GIVEN TASK:
Transcribe all the records with complete accuracy.
┌──
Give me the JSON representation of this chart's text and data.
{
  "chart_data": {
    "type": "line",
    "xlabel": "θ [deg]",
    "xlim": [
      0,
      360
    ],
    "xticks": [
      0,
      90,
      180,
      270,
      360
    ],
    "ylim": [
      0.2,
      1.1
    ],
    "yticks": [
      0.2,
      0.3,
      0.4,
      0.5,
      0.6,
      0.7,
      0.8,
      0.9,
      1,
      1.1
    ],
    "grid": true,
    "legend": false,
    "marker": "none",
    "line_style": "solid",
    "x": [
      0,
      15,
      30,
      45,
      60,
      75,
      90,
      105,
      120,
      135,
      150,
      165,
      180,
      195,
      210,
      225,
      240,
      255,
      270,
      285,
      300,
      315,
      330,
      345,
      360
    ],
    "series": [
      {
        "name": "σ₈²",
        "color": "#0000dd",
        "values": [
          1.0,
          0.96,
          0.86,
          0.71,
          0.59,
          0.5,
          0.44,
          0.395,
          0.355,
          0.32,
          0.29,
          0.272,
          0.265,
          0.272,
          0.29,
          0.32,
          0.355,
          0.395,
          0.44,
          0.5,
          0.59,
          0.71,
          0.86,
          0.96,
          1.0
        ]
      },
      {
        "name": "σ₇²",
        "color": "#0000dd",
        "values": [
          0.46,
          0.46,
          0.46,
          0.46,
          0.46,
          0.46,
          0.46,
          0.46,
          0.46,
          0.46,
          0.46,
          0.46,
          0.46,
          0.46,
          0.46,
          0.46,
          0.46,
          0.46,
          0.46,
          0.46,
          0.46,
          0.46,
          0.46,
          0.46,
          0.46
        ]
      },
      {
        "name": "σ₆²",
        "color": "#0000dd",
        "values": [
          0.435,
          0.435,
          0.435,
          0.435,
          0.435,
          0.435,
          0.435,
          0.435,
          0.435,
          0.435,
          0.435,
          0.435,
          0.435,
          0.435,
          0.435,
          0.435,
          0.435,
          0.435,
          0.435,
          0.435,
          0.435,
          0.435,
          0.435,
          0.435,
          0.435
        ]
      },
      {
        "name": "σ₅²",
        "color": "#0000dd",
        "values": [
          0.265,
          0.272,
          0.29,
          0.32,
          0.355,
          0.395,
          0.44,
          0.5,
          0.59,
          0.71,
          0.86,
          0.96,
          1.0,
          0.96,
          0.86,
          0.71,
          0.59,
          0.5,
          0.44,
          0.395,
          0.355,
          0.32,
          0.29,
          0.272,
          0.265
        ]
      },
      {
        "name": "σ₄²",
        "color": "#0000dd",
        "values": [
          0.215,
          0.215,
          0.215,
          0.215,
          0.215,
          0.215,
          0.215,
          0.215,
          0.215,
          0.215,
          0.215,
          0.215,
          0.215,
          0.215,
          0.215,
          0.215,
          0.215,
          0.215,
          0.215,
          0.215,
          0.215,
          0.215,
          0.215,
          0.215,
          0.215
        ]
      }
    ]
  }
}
└──
WRITTEN ANSWER:
Give me the JSON representation of this chart's text and data.
{
  "chart_data": {
    "type": "line",
    "xlabel": "θ [deg]",
    "xlim": [
      0,
      360
    ],
    "xticks": [
      0,
      90,
      180,
      270,
      360
    ],
    "ylim": [
      0.2,
      1.1
    ],
    "yticks": [
      0.2,
      0.3,
      0.4,
      0.5,
      0.6,
      0.7,
      0.8,
      0.9,
      1,
      1.1
    ],
    "grid": true,
    "legend": false,
    "marker": "none",
    "line_style": "solid",
    "x": [
      0,
      15,
      30,
      45,
      60,
      75,
      90,
      105,
      120,
      135,
      150,
      165,
      180,
      195,
      210,
      225,
      240,
      255,
      270,
      285,
      300,
      315,
      330,
      345,
      360
    ],
    "series": [
      {
        "name": "σ₈²",
        "color": "#0000dd",
        "values": [
          1.0,
          0.96,
          0.86,
          0.71,
          0.59,
          0.5,
          0.44,
          0.395,
          0.355,
          0.32,
          0.29,
          0.272,
          0.265,
          0.272,
          0.29,
          0.32,
          0.355,
          0.395,
          0.44,
          0.5,
          0.59,
          0.71,
          0.86,
          0.96,
          1.0
        ]
      },
      {
        "name": "σ₇²",
        "color": "#0000dd",
        "values": [
          0.46,
          0.46,
          0.46,
          0.46,
          0.46,
          0.46,
          0.46,
          0.46,
          0.46,
          0.46,
          0.46,
          0.46,
          0.46,
          0.46,
          0.46,
          0.46,
          0.46,
          0.46,
          0.46,
          0.46,
          0.46,
          0.46,
          0.46,
          0.46,
          0.46
        ]
      },
      {
        "name": "σ₆²",
        "color": "#0000dd",
        "values": [
          0.435,
          0.435,
          0.435,
          0.435,
          0.435,
          0.435,
          0.435,
          0.435,
          0.435,
          0.435,
          0.435,
          0.435,
          0.435,
          0.435,
          0.435,
          0.435,
          0.435,
          0.435,
          0.435,
          0.435,
          0.435,
          0.435,
          0.435,
          0.435,
          0.435
        ]
      },
      {
        "name": "σ₅²",
        "color": "#0000dd",
        "values": [
          0.265,
          0.272,
          0.29,
          0.32,
          0.355,
          0.395,
          0.44,
          0.5,
          0.59,
          0.71,
          0.86,
          0.96,
          1.0,
          0.96,
          0.86,
          0.71,
          0.59,
          0.5,
          0.44,
          0.395,
          0.355,
          0.32,
          0.29,
          0.272,
          0.265
        ]
      },
      {
        "name": "σ₄²",
        "color": "#0000dd",
        "values": [
          0.215,
          0.215,
          0.215,
          0.215,
          0.215,
          0.215,
          0.215,
          0.215,
          0.215,
          0.215,
          0.215,
          0.215,
          0.215,
          0.215,
          0.215,
          0.215,
          0.215,
          0.215,
          0.215,
          0.215,
          0.215,
          0.215,
          0.215,
          0.215,
          0.215
        ]
      }
    ]
  }
}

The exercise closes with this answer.